--- START ENTRIES SUPPLIED ---

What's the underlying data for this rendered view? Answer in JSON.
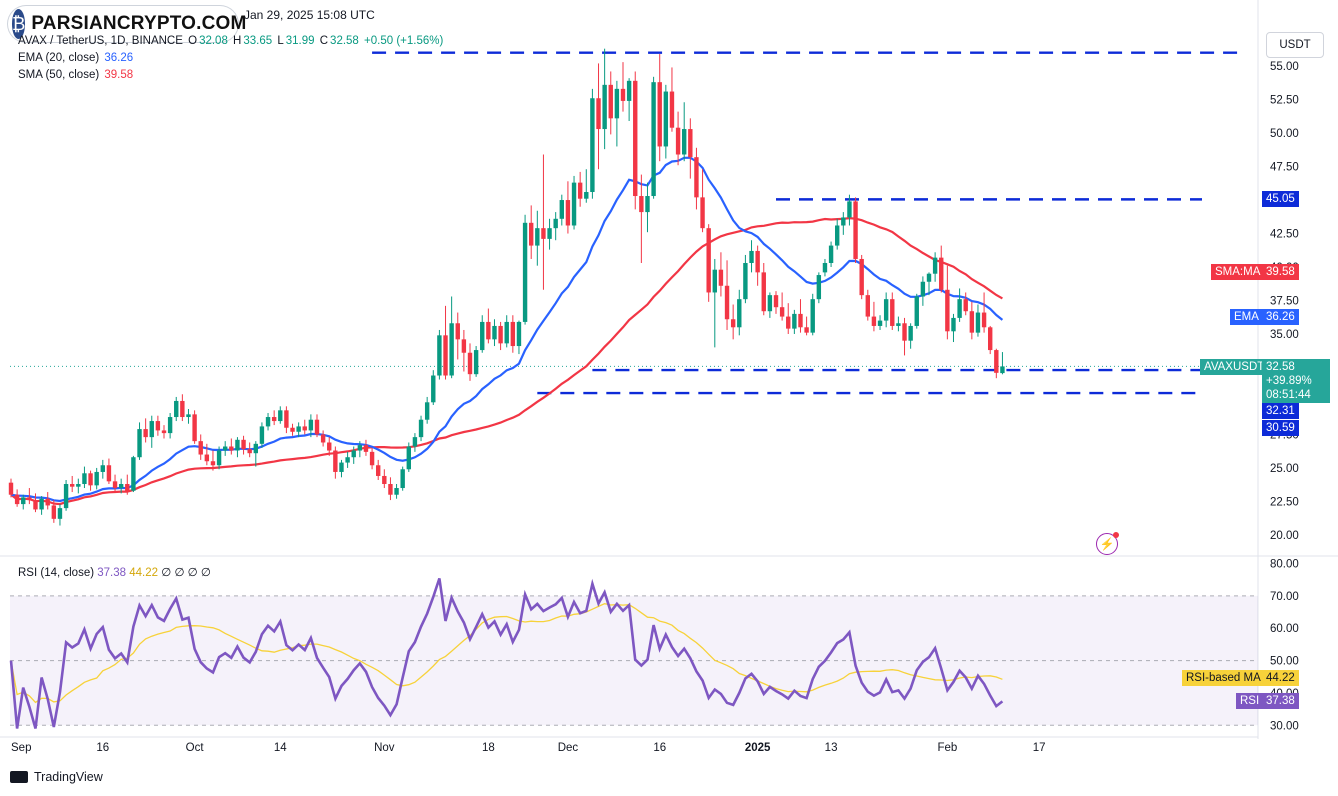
{
  "watermark": "PARSIANCRYPTO.COM",
  "published": "Jan 29, 2025 15:08 UTC",
  "symbol_line": {
    "symbol": "AVAX / TetherUS, 1D, BINANCE",
    "o_label": "O",
    "o": "32.08",
    "h_label": "H",
    "h": "33.65",
    "l_label": "L",
    "l": "31.99",
    "c_label": "C",
    "c": "32.58",
    "change": "+0.50 (+1.56%)"
  },
  "indicators": {
    "ema_label": "EMA (20, close)",
    "ema_value": "36.26",
    "sma_label": "SMA (50, close)",
    "sma_value": "39.58",
    "rsi_label": "RSI (14, close)",
    "rsi_value": "37.38",
    "rsi_ma_value": "44.22",
    "rsi_extra": "∅ ∅ ∅ ∅"
  },
  "currency": "USDT",
  "price_tags": {
    "sma": {
      "label": "SMA:MA",
      "value": "39.58"
    },
    "ema": {
      "label": "EMA",
      "value": "36.26"
    },
    "last": {
      "label": "AVAXUSDT",
      "value": "32.58",
      "change": "+39.89%",
      "countdown": "08:51:44"
    },
    "level_high": "45.05",
    "level_low1": "32.31",
    "level_low2": "30.59",
    "rsi_ma": {
      "label": "RSI-based MA",
      "value": "44.22"
    },
    "rsi": {
      "label": "RSI",
      "value": "37.38"
    }
  },
  "footer": "TradingView",
  "colors": {
    "up": "#089981",
    "down": "#f23645",
    "ema": "#2962ff",
    "sma": "#f23645",
    "rsi": "#7e57c2",
    "rsi_ma": "#f7d23a",
    "level": "#0d2bd8",
    "last_tag": "#26a69a"
  },
  "chart_data": {
    "type": "candlestick",
    "title": "AVAX / TetherUS, 1D, BINANCE",
    "price_axis": {
      "ticks": [
        20.0,
        22.5,
        25.0,
        27.5,
        30.0,
        32.5,
        35.0,
        37.5,
        40.0,
        42.5,
        45.0,
        47.5,
        50.0,
        52.5,
        55.0
      ],
      "tick_labels": [
        "20.00",
        "22.50",
        "25.00",
        "27.50",
        "30.00",
        "32.50",
        "35.00",
        "37.50",
        "40.00",
        "42.50",
        "45.00",
        "47.50",
        "50.00",
        "52.50",
        "55.00"
      ],
      "ylim": [
        18.5,
        56.5
      ]
    },
    "time_axis": {
      "labels": [
        "Sep",
        "16",
        "Oct",
        "14",
        "Nov",
        "18",
        "Dec",
        "16",
        "2025",
        "13",
        "Feb",
        "17"
      ],
      "label_day_index": [
        0,
        15,
        30,
        44,
        61,
        78,
        91,
        106,
        122,
        134,
        153,
        168
      ]
    },
    "start_date": "2024-08-31",
    "candles_ohlc": [
      [
        23.9,
        24.2,
        22.8,
        23.0
      ],
      [
        23.0,
        23.4,
        22.1,
        22.3
      ],
      [
        22.3,
        23.0,
        21.9,
        22.8
      ],
      [
        22.8,
        23.5,
        22.3,
        22.6
      ],
      [
        22.6,
        23.1,
        21.7,
        21.9
      ],
      [
        21.9,
        22.9,
        21.5,
        22.7
      ],
      [
        22.7,
        23.2,
        21.9,
        22.2
      ],
      [
        22.2,
        22.6,
        20.9,
        21.2
      ],
      [
        21.2,
        22.3,
        20.7,
        22.0
      ],
      [
        22.0,
        24.1,
        21.8,
        23.8
      ],
      [
        23.8,
        24.4,
        23.2,
        23.6
      ],
      [
        23.6,
        24.2,
        23.1,
        23.8
      ],
      [
        23.8,
        25.1,
        23.5,
        24.6
      ],
      [
        24.6,
        24.8,
        23.3,
        23.7
      ],
      [
        23.7,
        25.0,
        23.4,
        24.7
      ],
      [
        24.7,
        25.6,
        24.2,
        25.2
      ],
      [
        25.2,
        25.7,
        23.8,
        24.0
      ],
      [
        24.0,
        24.5,
        23.2,
        23.5
      ],
      [
        23.5,
        24.2,
        23.1,
        23.8
      ],
      [
        23.8,
        24.5,
        23.0,
        23.3
      ],
      [
        23.3,
        25.9,
        23.2,
        25.8
      ],
      [
        25.8,
        28.4,
        25.6,
        27.9
      ],
      [
        27.9,
        28.7,
        26.9,
        27.3
      ],
      [
        27.3,
        28.9,
        26.5,
        28.5
      ],
      [
        28.5,
        28.9,
        27.4,
        27.8
      ],
      [
        27.8,
        28.2,
        27.2,
        27.6
      ],
      [
        27.6,
        29.1,
        27.2,
        28.8
      ],
      [
        28.8,
        30.3,
        28.5,
        30.0
      ],
      [
        30.0,
        30.5,
        28.5,
        28.8
      ],
      [
        28.8,
        29.4,
        28.3,
        29.0
      ],
      [
        29.0,
        29.3,
        26.8,
        27.0
      ],
      [
        27.0,
        27.5,
        25.6,
        26.0
      ],
      [
        26.0,
        26.8,
        25.2,
        25.5
      ],
      [
        25.5,
        26.3,
        24.8,
        25.2
      ],
      [
        25.2,
        26.6,
        24.9,
        26.3
      ],
      [
        26.3,
        27.0,
        25.9,
        26.6
      ],
      [
        26.6,
        27.2,
        26.0,
        26.3
      ],
      [
        26.3,
        27.3,
        25.8,
        27.1
      ],
      [
        27.1,
        27.4,
        26.0,
        26.4
      ],
      [
        26.4,
        26.9,
        25.8,
        26.1
      ],
      [
        26.1,
        27.0,
        25.1,
        26.8
      ],
      [
        26.8,
        28.4,
        26.5,
        28.1
      ],
      [
        28.1,
        29.1,
        27.8,
        28.8
      ],
      [
        28.8,
        29.3,
        28.2,
        28.5
      ],
      [
        28.5,
        29.6,
        28.3,
        29.3
      ],
      [
        29.3,
        29.6,
        27.6,
        28.0
      ],
      [
        28.0,
        28.3,
        27.4,
        27.7
      ],
      [
        27.7,
        28.4,
        27.3,
        28.1
      ],
      [
        28.1,
        28.6,
        27.5,
        27.8
      ],
      [
        27.8,
        29.0,
        27.3,
        28.6
      ],
      [
        28.6,
        29.0,
        27.3,
        27.5
      ],
      [
        27.5,
        27.8,
        26.6,
        26.9
      ],
      [
        26.9,
        27.3,
        25.9,
        26.3
      ],
      [
        26.3,
        26.6,
        24.2,
        24.7
      ],
      [
        24.7,
        25.6,
        24.3,
        25.4
      ],
      [
        25.4,
        26.2,
        25.0,
        25.8
      ],
      [
        25.8,
        26.6,
        25.3,
        26.3
      ],
      [
        26.3,
        27.0,
        25.8,
        26.7
      ],
      [
        26.7,
        27.1,
        25.9,
        26.2
      ],
      [
        26.2,
        26.5,
        24.9,
        25.2
      ],
      [
        25.2,
        25.6,
        24.1,
        24.4
      ],
      [
        24.4,
        24.9,
        23.5,
        23.8
      ],
      [
        23.8,
        24.3,
        22.6,
        23.0
      ],
      [
        23.0,
        23.8,
        22.7,
        23.5
      ],
      [
        23.5,
        25.1,
        23.3,
        24.9
      ],
      [
        24.9,
        26.9,
        24.7,
        26.6
      ],
      [
        26.6,
        27.6,
        26.2,
        27.3
      ],
      [
        27.3,
        28.9,
        27.0,
        28.6
      ],
      [
        28.6,
        30.3,
        28.3,
        29.9
      ],
      [
        29.9,
        32.3,
        29.7,
        31.9
      ],
      [
        31.9,
        35.3,
        31.6,
        34.9
      ],
      [
        34.9,
        37.1,
        31.6,
        31.9
      ],
      [
        31.9,
        37.8,
        31.7,
        35.8
      ],
      [
        35.8,
        36.6,
        33.1,
        34.6
      ],
      [
        34.6,
        35.3,
        32.2,
        33.6
      ],
      [
        33.6,
        34.3,
        31.5,
        32.0
      ],
      [
        32.0,
        34.1,
        31.8,
        33.8
      ],
      [
        33.8,
        36.4,
        33.6,
        35.9
      ],
      [
        35.9,
        36.9,
        34.3,
        34.6
      ],
      [
        34.6,
        36.1,
        34.1,
        35.6
      ],
      [
        35.6,
        35.9,
        33.8,
        34.3
      ],
      [
        34.3,
        36.4,
        34.0,
        35.9
      ],
      [
        35.9,
        36.4,
        33.6,
        34.1
      ],
      [
        34.1,
        36.0,
        33.5,
        35.9
      ],
      [
        35.9,
        43.9,
        35.7,
        43.3
      ],
      [
        43.3,
        44.6,
        40.6,
        41.6
      ],
      [
        41.6,
        44.2,
        40.1,
        42.9
      ],
      [
        42.9,
        48.4,
        38.3,
        42.1
      ],
      [
        42.1,
        43.6,
        41.3,
        42.9
      ],
      [
        42.9,
        44.1,
        42.0,
        43.6
      ],
      [
        43.6,
        45.4,
        43.1,
        45.0
      ],
      [
        45.0,
        46.4,
        42.5,
        43.1
      ],
      [
        43.1,
        46.8,
        42.8,
        46.3
      ],
      [
        46.3,
        47.1,
        44.5,
        45.1
      ],
      [
        45.1,
        47.3,
        44.8,
        45.6
      ],
      [
        45.6,
        53.3,
        45.1,
        52.6
      ],
      [
        52.6,
        55.2,
        47.3,
        50.3
      ],
      [
        50.3,
        56.3,
        48.8,
        53.6
      ],
      [
        53.6,
        54.6,
        49.9,
        51.1
      ],
      [
        51.1,
        53.9,
        49.0,
        53.3
      ],
      [
        53.3,
        55.3,
        51.6,
        52.4
      ],
      [
        52.4,
        54.1,
        50.9,
        53.9
      ],
      [
        53.9,
        54.6,
        44.3,
        45.3
      ],
      [
        45.3,
        46.9,
        40.3,
        44.1
      ],
      [
        44.1,
        46.3,
        42.6,
        45.3
      ],
      [
        45.3,
        54.2,
        45.1,
        53.8
      ],
      [
        53.8,
        55.9,
        47.9,
        49.0
      ],
      [
        49.0,
        53.6,
        48.1,
        53.1
      ],
      [
        53.1,
        54.9,
        50.1,
        50.4
      ],
      [
        50.4,
        51.6,
        47.6,
        48.4
      ],
      [
        48.4,
        52.3,
        47.9,
        50.3
      ],
      [
        50.3,
        51.1,
        46.6,
        48.2
      ],
      [
        48.2,
        48.9,
        44.3,
        45.2
      ],
      [
        45.2,
        47.3,
        42.6,
        42.9
      ],
      [
        42.9,
        43.2,
        37.4,
        38.1
      ],
      [
        38.1,
        40.6,
        34.0,
        39.8
      ],
      [
        39.8,
        41.1,
        37.8,
        38.6
      ],
      [
        38.6,
        40.5,
        35.3,
        36.1
      ],
      [
        36.1,
        37.2,
        34.6,
        35.5
      ],
      [
        35.5,
        38.3,
        34.9,
        37.6
      ],
      [
        37.6,
        40.9,
        37.3,
        40.3
      ],
      [
        40.3,
        42.0,
        39.6,
        41.2
      ],
      [
        41.2,
        41.6,
        38.6,
        39.6
      ],
      [
        39.6,
        40.3,
        36.4,
        36.7
      ],
      [
        36.7,
        38.1,
        36.2,
        37.9
      ],
      [
        37.9,
        38.2,
        36.5,
        37.0
      ],
      [
        37.0,
        38.1,
        36.0,
        36.3
      ],
      [
        36.3,
        37.3,
        35.0,
        35.4
      ],
      [
        35.4,
        36.8,
        35.0,
        36.5
      ],
      [
        36.5,
        37.6,
        35.1,
        35.5
      ],
      [
        35.5,
        36.3,
        34.9,
        35.1
      ],
      [
        35.1,
        38.0,
        34.9,
        37.6
      ],
      [
        37.6,
        39.6,
        37.3,
        39.4
      ],
      [
        39.6,
        40.6,
        39.3,
        40.3
      ],
      [
        40.3,
        41.9,
        40.0,
        41.6
      ],
      [
        41.6,
        43.6,
        41.3,
        43.1
      ],
      [
        43.1,
        44.1,
        42.4,
        43.7
      ],
      [
        43.7,
        45.4,
        43.1,
        44.9
      ],
      [
        44.9,
        45.2,
        40.3,
        40.6
      ],
      [
        40.6,
        40.9,
        37.6,
        37.9
      ],
      [
        37.9,
        38.3,
        36.0,
        36.3
      ],
      [
        36.3,
        37.4,
        35.2,
        35.6
      ],
      [
        35.6,
        36.4,
        35.3,
        36.0
      ],
      [
        36.0,
        38.1,
        35.5,
        37.6
      ],
      [
        37.6,
        38.1,
        35.3,
        35.6
      ],
      [
        35.6,
        36.3,
        35.2,
        35.8
      ],
      [
        35.8,
        36.2,
        33.4,
        34.5
      ],
      [
        34.5,
        35.8,
        33.9,
        35.6
      ],
      [
        35.6,
        38.0,
        35.4,
        37.8
      ],
      [
        37.8,
        39.3,
        37.1,
        38.9
      ],
      [
        38.9,
        39.6,
        37.9,
        39.5
      ],
      [
        39.5,
        41.1,
        38.9,
        40.7
      ],
      [
        40.7,
        41.6,
        38.1,
        38.3
      ],
      [
        38.3,
        40.1,
        34.6,
        35.2
      ],
      [
        35.2,
        36.5,
        34.4,
        36.2
      ],
      [
        36.2,
        38.4,
        35.9,
        37.6
      ],
      [
        37.6,
        38.1,
        36.4,
        36.7
      ],
      [
        36.7,
        37.4,
        34.6,
        35.1
      ],
      [
        35.1,
        37.2,
        34.8,
        36.6
      ],
      [
        36.6,
        38.1,
        35.1,
        35.5
      ],
      [
        35.5,
        35.6,
        33.5,
        33.8
      ],
      [
        33.8,
        33.9,
        31.7,
        32.1
      ],
      [
        32.08,
        33.65,
        31.99,
        32.58
      ]
    ],
    "series": [
      {
        "name": "EMA (20, close)",
        "last": 36.26
      },
      {
        "name": "SMA (50, close)",
        "last": 39.58
      }
    ],
    "horizontal_levels": [
      56.0,
      45.05,
      32.31,
      30.59
    ],
    "rsi": {
      "name": "RSI (14, close)",
      "ticks": [
        30,
        40,
        50,
        60,
        70,
        80
      ],
      "tick_labels": [
        "30.00",
        "40.00",
        "50.00",
        "60.00",
        "70.00",
        "80.00"
      ],
      "ylim": [
        27,
        82
      ],
      "band": [
        30,
        70
      ],
      "midline": 50,
      "ma_name": "RSI-based MA",
      "last": 37.38,
      "ma_last": 44.22
    }
  }
}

--- END ENTRIES SUPPLIED ---

> [SET EXERCISE]
All lines above with "BINANCE" in them should be returned.

> [SOLUTION FOR THIS TASK]
    "symbol": "AVAX / TetherUS, 1D, BINANCE",
    "title": "AVAX / TetherUS, 1D, BINANCE",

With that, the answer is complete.